··· Input for this task

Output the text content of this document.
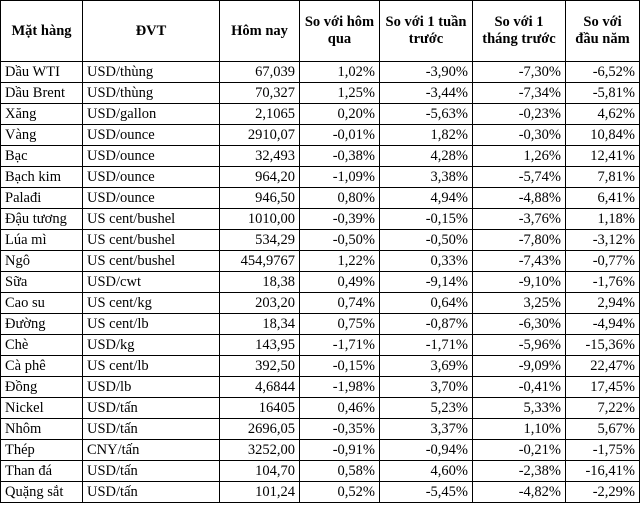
Mặt hàng	ĐVT	Hôm nay	So với hôm qua	So với 1 tuần trước	So với 1 tháng trước	So với đầu năm
Dầu WTI	USD/thùng	67,039	1,02%	-3,90%	-7,30%	-6,52%
Dầu Brent	USD/thùng	70,327	1,25%	-3,44%	-7,34%	-5,81%
Xăng	USD/gallon	2,1065	0,20%	-5,63%	-0,23%	4,62%
Vàng	USD/ounce	2910,07	-0,01%	1,82%	-0,30%	10,84%
Bạc	USD/ounce	32,493	-0,38%	4,28%	1,26%	12,41%
Bạch kim	USD/ounce	964,20	-1,09%	3,38%	-5,74%	7,81%
Palađi	USD/ounce	946,50	0,80%	4,94%	-4,88%	6,41%
Đậu tương	US cent/bushel	1010,00	-0,39%	-0,15%	-3,76%	1,18%
Lúa mì	US cent/bushel	534,29	-0,50%	-0,50%	-7,80%	-3,12%
Ngô	US cent/bushel	454,9767	1,22%	0,33%	-7,43%	-0,77%
Sữa	USD/cwt	18,38	0,49%	-9,14%	-9,10%	-1,76%
Cao su	US cent/kg	203,20	0,74%	0,64%	3,25%	2,94%
Đường	US cent/lb	18,34	0,75%	-0,87%	-6,30%	-4,94%
Chè	USD/kg	143,95	-1,71%	-1,71%	-5,96%	-15,36%
Cà phê	US cent/lb	392,50	-0,15%	3,69%	-9,09%	22,47%
Đồng	USD/lb	4,6844	-1,98%	3,70%	-0,41%	17,45%
Nickel	USD/tấn	16405	0,46%	5,23%	5,33%	7,22%
Nhôm	USD/tấn	2696,05	-0,35%	3,37%	1,10%	5,67%
Thép	CNY/tấn	3252,00	-0,91%	-0,94%	-0,21%	-1,75%
Than đá	USD/tấn	104,70	0,58%	4,60%	-2,38%	-16,41%
Quặng sắt	USD/tấn	101,24	0,52%	-5,45%	-4,82%	-2,29%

······

**Set task:** Return the listing above unchanged, apart from dropping its pictures.

**Output:**
Output the text content of this document.
Mặt hàng	ĐVT	Hôm nay	So với hôm qua	So với 1 tuần trước	So với 1 tháng trước	So với đầu năm
Dầu WTI	USD/thùng	67,039	1,02%	-3,90%	-7,30%	-6,52%
Dầu Brent	USD/thùng	70,327	1,25%	-3,44%	-7,34%	-5,81%
Xăng	USD/gallon	2,1065	0,20%	-5,63%	-0,23%	4,62%
Vàng	USD/ounce	2910,07	-0,01%	1,82%	-0,30%	10,84%
Bạc	USD/ounce	32,493	-0,38%	4,28%	1,26%	12,41%
Bạch kim	USD/ounce	964,20	-1,09%	3,38%	-5,74%	7,81%
Palađi	USD/ounce	946,50	0,80%	4,94%	-4,88%	6,41%
Đậu tương	US cent/bushel	1010,00	-0,39%	-0,15%	-3,76%	1,18%
Lúa mì	US cent/bushel	534,29	-0,50%	-0,50%	-7,80%	-3,12%
Ngô	US cent/bushel	454,9767	1,22%	0,33%	-7,43%	-0,77%
Sữa	USD/cwt	18,38	0,49%	-9,14%	-9,10%	-1,76%
Cao su	US cent/kg	203,20	0,74%	0,64%	3,25%	2,94%
Đường	US cent/lb	18,34	0,75%	-0,87%	-6,30%	-4,94%
Chè	USD/kg	143,95	-1,71%	-1,71%	-5,96%	-15,36%
Cà phê	US cent/lb	392,50	-0,15%	3,69%	-9,09%	22,47%
Đồng	USD/lb	4,6844	-1,98%	3,70%	-0,41%	17,45%
Nickel	USD/tấn	16405	0,46%	5,23%	5,33%	7,22%
Nhôm	USD/tấn	2696,05	-0,35%	3,37%	1,10%	5,67%
Thép	CNY/tấn	3252,00	-0,91%	-0,94%	-0,21%	-1,75%
Than đá	USD/tấn	104,70	0,58%	4,60%	-2,38%	-16,41%
Quặng sắt	USD/tấn	101,24	0,52%	-5,45%	-4,82%	-2,29%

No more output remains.